**Given problem**
Take the material below and write it all out again exactly.

(Items from a figure collection)
════════
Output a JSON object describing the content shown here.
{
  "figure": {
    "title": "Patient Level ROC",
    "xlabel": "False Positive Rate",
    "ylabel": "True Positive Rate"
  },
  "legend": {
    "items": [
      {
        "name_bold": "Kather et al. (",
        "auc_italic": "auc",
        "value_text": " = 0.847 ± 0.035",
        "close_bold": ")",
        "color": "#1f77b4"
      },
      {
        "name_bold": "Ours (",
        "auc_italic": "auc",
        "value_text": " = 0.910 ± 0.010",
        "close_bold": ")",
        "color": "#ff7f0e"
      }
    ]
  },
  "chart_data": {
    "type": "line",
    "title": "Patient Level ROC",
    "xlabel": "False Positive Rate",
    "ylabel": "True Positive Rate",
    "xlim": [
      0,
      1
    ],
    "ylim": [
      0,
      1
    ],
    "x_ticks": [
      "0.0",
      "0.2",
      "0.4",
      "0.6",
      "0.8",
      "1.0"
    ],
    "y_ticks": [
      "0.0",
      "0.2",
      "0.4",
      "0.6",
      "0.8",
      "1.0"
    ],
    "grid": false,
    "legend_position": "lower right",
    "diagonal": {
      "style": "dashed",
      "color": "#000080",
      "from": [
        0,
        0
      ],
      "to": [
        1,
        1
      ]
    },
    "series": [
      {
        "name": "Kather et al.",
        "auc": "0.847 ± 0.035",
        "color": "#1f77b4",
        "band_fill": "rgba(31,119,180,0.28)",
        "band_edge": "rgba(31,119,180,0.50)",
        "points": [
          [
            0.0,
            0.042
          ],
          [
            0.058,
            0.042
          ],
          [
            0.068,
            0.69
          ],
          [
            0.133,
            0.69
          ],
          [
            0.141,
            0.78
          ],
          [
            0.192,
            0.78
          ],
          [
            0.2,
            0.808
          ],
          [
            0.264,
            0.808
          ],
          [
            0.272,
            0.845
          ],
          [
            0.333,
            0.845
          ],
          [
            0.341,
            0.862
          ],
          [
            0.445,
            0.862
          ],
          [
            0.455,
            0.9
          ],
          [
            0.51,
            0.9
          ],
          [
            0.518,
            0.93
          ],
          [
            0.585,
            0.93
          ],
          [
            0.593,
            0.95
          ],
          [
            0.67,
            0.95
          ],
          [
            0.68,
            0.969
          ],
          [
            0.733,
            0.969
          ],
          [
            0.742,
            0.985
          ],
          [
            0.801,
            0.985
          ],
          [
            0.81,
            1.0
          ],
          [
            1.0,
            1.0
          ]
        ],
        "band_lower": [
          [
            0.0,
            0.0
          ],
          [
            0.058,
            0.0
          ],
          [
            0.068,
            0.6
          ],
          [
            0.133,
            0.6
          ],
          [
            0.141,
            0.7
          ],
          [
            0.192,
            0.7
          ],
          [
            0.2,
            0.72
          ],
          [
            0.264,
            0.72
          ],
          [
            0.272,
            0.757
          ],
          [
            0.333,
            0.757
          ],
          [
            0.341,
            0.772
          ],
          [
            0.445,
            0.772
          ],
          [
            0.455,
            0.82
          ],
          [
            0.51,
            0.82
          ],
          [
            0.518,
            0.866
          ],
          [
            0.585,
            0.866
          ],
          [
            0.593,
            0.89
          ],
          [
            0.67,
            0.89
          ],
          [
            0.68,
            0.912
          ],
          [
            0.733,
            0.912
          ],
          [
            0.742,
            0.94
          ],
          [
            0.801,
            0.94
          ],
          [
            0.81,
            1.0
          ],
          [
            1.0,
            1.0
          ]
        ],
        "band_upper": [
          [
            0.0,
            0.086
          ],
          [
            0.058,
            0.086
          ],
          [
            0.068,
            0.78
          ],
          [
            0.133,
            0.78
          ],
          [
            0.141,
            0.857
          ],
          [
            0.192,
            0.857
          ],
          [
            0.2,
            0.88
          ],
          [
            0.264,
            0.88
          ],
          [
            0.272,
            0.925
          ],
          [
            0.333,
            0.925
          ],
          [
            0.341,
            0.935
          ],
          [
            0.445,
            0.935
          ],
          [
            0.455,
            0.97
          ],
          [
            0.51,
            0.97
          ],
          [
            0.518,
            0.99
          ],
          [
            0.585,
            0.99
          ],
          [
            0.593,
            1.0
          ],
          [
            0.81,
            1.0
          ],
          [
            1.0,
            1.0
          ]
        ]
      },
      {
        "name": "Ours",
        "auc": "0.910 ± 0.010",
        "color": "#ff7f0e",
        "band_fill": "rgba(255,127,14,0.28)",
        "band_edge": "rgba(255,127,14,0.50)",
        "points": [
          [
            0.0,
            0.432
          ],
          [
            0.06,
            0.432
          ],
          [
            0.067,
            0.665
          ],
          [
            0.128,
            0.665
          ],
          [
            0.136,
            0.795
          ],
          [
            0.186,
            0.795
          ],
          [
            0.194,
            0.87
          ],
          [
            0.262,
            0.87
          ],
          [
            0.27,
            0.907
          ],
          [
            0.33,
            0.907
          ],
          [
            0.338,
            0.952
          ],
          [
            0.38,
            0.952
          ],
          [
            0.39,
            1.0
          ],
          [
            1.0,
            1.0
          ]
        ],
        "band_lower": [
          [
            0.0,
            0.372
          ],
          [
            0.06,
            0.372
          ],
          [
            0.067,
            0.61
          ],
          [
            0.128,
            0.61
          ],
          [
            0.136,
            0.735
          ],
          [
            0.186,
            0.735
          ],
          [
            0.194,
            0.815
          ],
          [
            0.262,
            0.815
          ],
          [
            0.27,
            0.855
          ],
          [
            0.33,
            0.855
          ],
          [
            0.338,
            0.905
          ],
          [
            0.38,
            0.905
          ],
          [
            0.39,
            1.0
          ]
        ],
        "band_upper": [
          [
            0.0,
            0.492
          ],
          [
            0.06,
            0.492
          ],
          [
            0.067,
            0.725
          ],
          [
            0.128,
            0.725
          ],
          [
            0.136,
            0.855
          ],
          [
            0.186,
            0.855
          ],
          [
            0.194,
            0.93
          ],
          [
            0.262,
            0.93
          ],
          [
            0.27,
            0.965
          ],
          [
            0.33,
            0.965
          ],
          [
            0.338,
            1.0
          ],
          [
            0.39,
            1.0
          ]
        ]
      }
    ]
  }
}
════════
**Response to this task**
Output a JSON object describing the content shown here.
{
  "figure": {
    "title": "Patient Level ROC",
    "xlabel": "False Positive Rate",
    "ylabel": "True Positive Rate"
  },
  "legend": {
    "items": [
      {
        "name_bold": "Kather et al. (",
        "auc_italic": "auc",
        "value_text": " = 0.847 ± 0.035",
        "close_bold": ")",
        "color": "#1f77b4"
      },
      {
        "name_bold": "Ours (",
        "auc_italic": "auc",
        "value_text": " = 0.910 ± 0.010",
        "close_bold": ")",
        "color": "#ff7f0e"
      }
    ]
  },
  "chart_data": {
    "type": "line",
    "title": "Patient Level ROC",
    "xlabel": "False Positive Rate",
    "ylabel": "True Positive Rate",
    "xlim": [
      0,
      1
    ],
    "ylim": [
      0,
      1
    ],
    "x_ticks": [
      "0.0",
      "0.2",
      "0.4",
      "0.6",
      "0.8",
      "1.0"
    ],
    "y_ticks": [
      "0.0",
      "0.2",
      "0.4",
      "0.6",
      "0.8",
      "1.0"
    ],
    "grid": false,
    "legend_position": "lower right",
    "diagonal": {
      "style": "dashed",
      "color": "#000080",
      "from": [
        0,
        0
      ],
      "to": [
        1,
        1
      ]
    },
    "series": [
      {
        "name": "Kather et al.",
        "auc": "0.847 ± 0.035",
        "color": "#1f77b4",
        "band_fill": "rgba(31,119,180,0.28)",
        "band_edge": "rgba(31,119,180,0.50)",
        "points": [
          [
            0.0,
            0.042
          ],
          [
            0.058,
            0.042
          ],
          [
            0.068,
            0.69
          ],
          [
            0.133,
            0.69
          ],
          [
            0.141,
            0.78
          ],
          [
            0.192,
            0.78
          ],
          [
            0.2,
            0.808
          ],
          [
            0.264,
            0.808
          ],
          [
            0.272,
            0.845
          ],
          [
            0.333,
            0.845
          ],
          [
            0.341,
            0.862
          ],
          [
            0.445,
            0.862
          ],
          [
            0.455,
            0.9
          ],
          [
            0.51,
            0.9
          ],
          [
            0.518,
            0.93
          ],
          [
            0.585,
            0.93
          ],
          [
            0.593,
            0.95
          ],
          [
            0.67,
            0.95
          ],
          [
            0.68,
            0.969
          ],
          [
            0.733,
            0.969
          ],
          [
            0.742,
            0.985
          ],
          [
            0.801,
            0.985
          ],
          [
            0.81,
            1.0
          ],
          [
            1.0,
            1.0
          ]
        ],
        "band_lower": [
          [
            0.0,
            0.0
          ],
          [
            0.058,
            0.0
          ],
          [
            0.068,
            0.6
          ],
          [
            0.133,
            0.6
          ],
          [
            0.141,
            0.7
          ],
          [
            0.192,
            0.7
          ],
          [
            0.2,
            0.72
          ],
          [
            0.264,
            0.72
          ],
          [
            0.272,
            0.757
          ],
          [
            0.333,
            0.757
          ],
          [
            0.341,
            0.772
          ],
          [
            0.445,
            0.772
          ],
          [
            0.455,
            0.82
          ],
          [
            0.51,
            0.82
          ],
          [
            0.518,
            0.866
          ],
          [
            0.585,
            0.866
          ],
          [
            0.593,
            0.89
          ],
          [
            0.67,
            0.89
          ],
          [
            0.68,
            0.912
          ],
          [
            0.733,
            0.912
          ],
          [
            0.742,
            0.94
          ],
          [
            0.801,
            0.94
          ],
          [
            0.81,
            1.0
          ],
          [
            1.0,
            1.0
          ]
        ],
        "band_upper": [
          [
            0.0,
            0.086
          ],
          [
            0.058,
            0.086
          ],
          [
            0.068,
            0.78
          ],
          [
            0.133,
            0.78
          ],
          [
            0.141,
            0.857
          ],
          [
            0.192,
            0.857
          ],
          [
            0.2,
            0.88
          ],
          [
            0.264,
            0.88
          ],
          [
            0.272,
            0.925
          ],
          [
            0.333,
            0.925
          ],
          [
            0.341,
            0.935
          ],
          [
            0.445,
            0.935
          ],
          [
            0.455,
            0.97
          ],
          [
            0.51,
            0.97
          ],
          [
            0.518,
            0.99
          ],
          [
            0.585,
            0.99
          ],
          [
            0.593,
            1.0
          ],
          [
            0.81,
            1.0
          ],
          [
            1.0,
            1.0
          ]
        ]
      },
      {
        "name": "Ours",
        "auc": "0.910 ± 0.010",
        "color": "#ff7f0e",
        "band_fill": "rgba(255,127,14,0.28)",
        "band_edge": "rgba(255,127,14,0.50)",
        "points": [
          [
            0.0,
            0.432
          ],
          [
            0.06,
            0.432
          ],
          [
            0.067,
            0.665
          ],
          [
            0.128,
            0.665
          ],
          [
            0.136,
            0.795
          ],
          [
            0.186,
            0.795
          ],
          [
            0.194,
            0.87
          ],
          [
            0.262,
            0.87
          ],
          [
            0.27,
            0.907
          ],
          [
            0.33,
            0.907
          ],
          [
            0.338,
            0.952
          ],
          [
            0.38,
            0.952
          ],
          [
            0.39,
            1.0
          ],
          [
            1.0,
            1.0
          ]
        ],
        "band_lower": [
          [
            0.0,
            0.372
          ],
          [
            0.06,
            0.372
          ],
          [
            0.067,
            0.61
          ],
          [
            0.128,
            0.61
          ],
          [
            0.136,
            0.735
          ],
          [
            0.186,
            0.735
          ],
          [
            0.194,
            0.815
          ],
          [
            0.262,
            0.815
          ],
          [
            0.27,
            0.855
          ],
          [
            0.33,
            0.855
          ],
          [
            0.338,
            0.905
          ],
          [
            0.38,
            0.905
          ],
          [
            0.39,
            1.0
          ]
        ],
        "band_upper": [
          [
            0.0,
            0.492
          ],
          [
            0.06,
            0.492
          ],
          [
            0.067,
            0.725
          ],
          [
            0.128,
            0.725
          ],
          [
            0.136,
            0.855
          ],
          [
            0.186,
            0.855
          ],
          [
            0.194,
            0.93
          ],
          [
            0.262,
            0.93
          ],
          [
            0.27,
            0.965
          ],
          [
            0.33,
            0.965
          ],
          [
            0.338,
            1.0
          ],
          [
            0.39,
            1.0
          ]
        ]
      }
    ]
  }
}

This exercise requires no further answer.